>> Start

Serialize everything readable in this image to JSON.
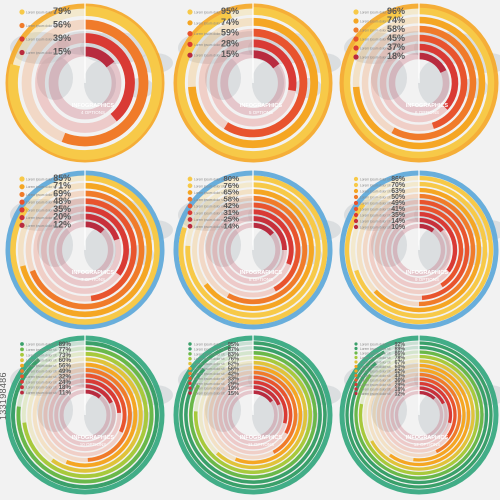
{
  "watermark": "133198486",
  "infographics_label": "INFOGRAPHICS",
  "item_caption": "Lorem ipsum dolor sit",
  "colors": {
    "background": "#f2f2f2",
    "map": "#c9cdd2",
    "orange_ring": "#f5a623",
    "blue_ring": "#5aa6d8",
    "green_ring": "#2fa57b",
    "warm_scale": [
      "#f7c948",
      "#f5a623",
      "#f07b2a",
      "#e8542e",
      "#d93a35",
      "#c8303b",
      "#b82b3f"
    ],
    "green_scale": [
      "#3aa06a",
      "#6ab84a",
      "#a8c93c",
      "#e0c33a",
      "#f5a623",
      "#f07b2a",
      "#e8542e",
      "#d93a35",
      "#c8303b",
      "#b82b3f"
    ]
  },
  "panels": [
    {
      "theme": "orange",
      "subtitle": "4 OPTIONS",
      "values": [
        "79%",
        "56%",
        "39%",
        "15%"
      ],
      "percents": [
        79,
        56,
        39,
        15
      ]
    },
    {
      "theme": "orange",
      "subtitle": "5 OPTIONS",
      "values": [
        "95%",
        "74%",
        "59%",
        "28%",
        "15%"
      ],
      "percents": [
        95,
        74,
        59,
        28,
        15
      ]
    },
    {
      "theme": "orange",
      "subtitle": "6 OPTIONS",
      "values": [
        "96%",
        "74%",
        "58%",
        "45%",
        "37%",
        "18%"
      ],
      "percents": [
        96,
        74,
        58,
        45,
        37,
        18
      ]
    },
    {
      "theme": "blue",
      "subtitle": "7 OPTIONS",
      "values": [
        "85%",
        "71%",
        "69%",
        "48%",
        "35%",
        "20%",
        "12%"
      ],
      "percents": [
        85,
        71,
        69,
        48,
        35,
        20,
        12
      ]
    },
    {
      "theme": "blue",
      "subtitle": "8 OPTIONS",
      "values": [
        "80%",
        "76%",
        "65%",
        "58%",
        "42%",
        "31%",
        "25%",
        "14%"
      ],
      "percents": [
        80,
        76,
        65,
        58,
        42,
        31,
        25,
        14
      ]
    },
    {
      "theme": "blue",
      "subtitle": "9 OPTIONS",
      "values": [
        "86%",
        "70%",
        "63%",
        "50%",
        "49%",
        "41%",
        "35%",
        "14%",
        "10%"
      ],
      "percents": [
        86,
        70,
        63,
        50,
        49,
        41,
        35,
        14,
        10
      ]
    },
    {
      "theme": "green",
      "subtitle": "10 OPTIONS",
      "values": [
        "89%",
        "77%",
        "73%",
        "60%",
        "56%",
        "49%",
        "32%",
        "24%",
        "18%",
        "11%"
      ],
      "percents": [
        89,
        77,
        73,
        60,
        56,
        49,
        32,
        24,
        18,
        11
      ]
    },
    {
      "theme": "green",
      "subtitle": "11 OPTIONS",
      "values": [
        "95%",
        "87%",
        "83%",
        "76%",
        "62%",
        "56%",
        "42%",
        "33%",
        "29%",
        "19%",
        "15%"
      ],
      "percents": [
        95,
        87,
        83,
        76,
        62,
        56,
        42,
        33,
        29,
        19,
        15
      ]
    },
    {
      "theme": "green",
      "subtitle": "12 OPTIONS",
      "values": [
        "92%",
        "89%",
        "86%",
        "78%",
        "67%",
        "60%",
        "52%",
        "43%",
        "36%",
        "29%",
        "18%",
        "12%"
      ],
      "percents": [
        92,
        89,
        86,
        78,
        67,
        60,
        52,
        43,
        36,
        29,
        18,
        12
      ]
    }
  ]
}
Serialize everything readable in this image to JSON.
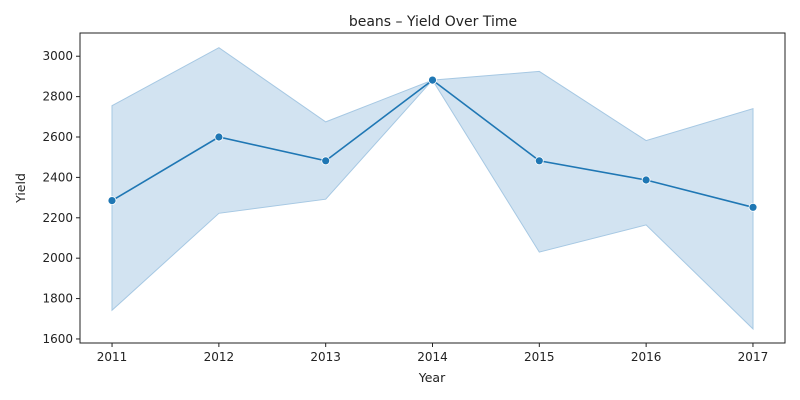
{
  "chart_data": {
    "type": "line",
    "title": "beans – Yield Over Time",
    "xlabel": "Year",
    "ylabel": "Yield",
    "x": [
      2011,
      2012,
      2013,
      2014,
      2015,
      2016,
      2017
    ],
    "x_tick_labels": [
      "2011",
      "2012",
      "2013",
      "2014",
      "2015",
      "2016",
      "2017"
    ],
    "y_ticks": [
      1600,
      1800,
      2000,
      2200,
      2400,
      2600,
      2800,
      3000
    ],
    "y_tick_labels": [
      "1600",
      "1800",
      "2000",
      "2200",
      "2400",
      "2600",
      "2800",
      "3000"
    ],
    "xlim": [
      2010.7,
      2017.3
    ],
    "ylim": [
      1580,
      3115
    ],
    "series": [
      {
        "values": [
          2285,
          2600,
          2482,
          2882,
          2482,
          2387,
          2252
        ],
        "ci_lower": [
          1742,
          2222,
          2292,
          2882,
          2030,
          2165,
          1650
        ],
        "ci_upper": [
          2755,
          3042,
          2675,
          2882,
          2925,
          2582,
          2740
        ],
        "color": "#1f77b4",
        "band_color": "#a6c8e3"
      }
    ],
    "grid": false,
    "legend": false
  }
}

>> End

**What to do:** Reproduce the records above exactly, leaving out every picture they contain.

**Exercise response:**
Serialize everything readable in this image to JSON.
{
  "watermark": "133198486",
  "infographics_label": "INFOGRAPHICS",
  "item_caption": "Lorem ipsum dolor sit",
  "colors": {
    "background": "#f2f2f2",
    "map": "#c9cdd2",
    "orange_ring": "#f5a623",
    "blue_ring": "#5aa6d8",
    "green_ring": "#2fa57b",
    "warm_scale": [
      "#f7c948",
      "#f5a623",
      "#f07b2a",
      "#e8542e",
      "#d93a35",
      "#c8303b",
      "#b82b3f"
    ],
    "green_scale": [
      "#3aa06a",
      "#6ab84a",
      "#a8c93c",
      "#e0c33a",
      "#f5a623",
      "#f07b2a",
      "#e8542e",
      "#d93a35",
      "#c8303b",
      "#b82b3f"
    ]
  },
  "panels": [
    {
      "theme": "orange",
      "subtitle": "4 OPTIONS",
      "values": [
        "79%",
        "56%",
        "39%",
        "15%"
      ],
      "percents": [
        79,
        56,
        39,
        15
      ]
    },
    {
      "theme": "orange",
      "subtitle": "5 OPTIONS",
      "values": [
        "95%",
        "74%",
        "59%",
        "28%",
        "15%"
      ],
      "percents": [
        95,
        74,
        59,
        28,
        15
      ]
    },
    {
      "theme": "orange",
      "subtitle": "6 OPTIONS",
      "values": [
        "96%",
        "74%",
        "58%",
        "45%",
        "37%",
        "18%"
      ],
      "percents": [
        96,
        74,
        58,
        45,
        37,
        18
      ]
    },
    {
      "theme": "blue",
      "subtitle": "7 OPTIONS",
      "values": [
        "85%",
        "71%",
        "69%",
        "48%",
        "35%",
        "20%",
        "12%"
      ],
      "percents": [
        85,
        71,
        69,
        48,
        35,
        20,
        12
      ]
    },
    {
      "theme": "blue",
      "subtitle": "8 OPTIONS",
      "values": [
        "80%",
        "76%",
        "65%",
        "58%",
        "42%",
        "31%",
        "25%",
        "14%"
      ],
      "percents": [
        80,
        76,
        65,
        58,
        42,
        31,
        25,
        14
      ]
    },
    {
      "theme": "blue",
      "subtitle": "9 OPTIONS",
      "values": [
        "86%",
        "70%",
        "63%",
        "50%",
        "49%",
        "41%",
        "35%",
        "14%",
        "10%"
      ],
      "percents": [
        86,
        70,
        63,
        50,
        49,
        41,
        35,
        14,
        10
      ]
    },
    {
      "theme": "green",
      "subtitle": "10 OPTIONS",
      "values": [
        "89%",
        "77%",
        "73%",
        "60%",
        "56%",
        "49%",
        "32%",
        "24%",
        "18%",
        "11%"
      ],
      "percents": [
        89,
        77,
        73,
        60,
        56,
        49,
        32,
        24,
        18,
        11
      ]
    },
    {
      "theme": "green",
      "subtitle": "11 OPTIONS",
      "values": [
        "95%",
        "87%",
        "83%",
        "76%",
        "62%",
        "56%",
        "42%",
        "33%",
        "29%",
        "19%",
        "15%"
      ],
      "percents": [
        95,
        87,
        83,
        76,
        62,
        56,
        42,
        33,
        29,
        19,
        15
      ]
    },
    {
      "theme": "green",
      "subtitle": "12 OPTIONS",
      "values": [
        "92%",
        "89%",
        "86%",
        "78%",
        "67%",
        "60%",
        "52%",
        "43%",
        "36%",
        "29%",
        "18%",
        "12%"
      ],
      "percents": [
        92,
        89,
        86,
        78,
        67,
        60,
        52,
        43,
        36,
        29,
        18,
        12
      ]
    }
  ]
}
Serialize everything readable in this image to JSON.
{
  "chart_data": {
    "type": "line",
    "title": "beans – Yield Over Time",
    "xlabel": "Year",
    "ylabel": "Yield",
    "x": [
      2011,
      2012,
      2013,
      2014,
      2015,
      2016,
      2017
    ],
    "x_tick_labels": [
      "2011",
      "2012",
      "2013",
      "2014",
      "2015",
      "2016",
      "2017"
    ],
    "y_ticks": [
      1600,
      1800,
      2000,
      2200,
      2400,
      2600,
      2800,
      3000
    ],
    "y_tick_labels": [
      "1600",
      "1800",
      "2000",
      "2200",
      "2400",
      "2600",
      "2800",
      "3000"
    ],
    "xlim": [
      2010.7,
      2017.3
    ],
    "ylim": [
      1580,
      3115
    ],
    "series": [
      {
        "values": [
          2285,
          2600,
          2482,
          2882,
          2482,
          2387,
          2252
        ],
        "ci_lower": [
          1742,
          2222,
          2292,
          2882,
          2030,
          2165,
          1650
        ],
        "ci_upper": [
          2755,
          3042,
          2675,
          2882,
          2925,
          2582,
          2740
        ],
        "color": "#1f77b4",
        "band_color": "#a6c8e3"
      }
    ],
    "grid": false,
    "legend": false
  }
}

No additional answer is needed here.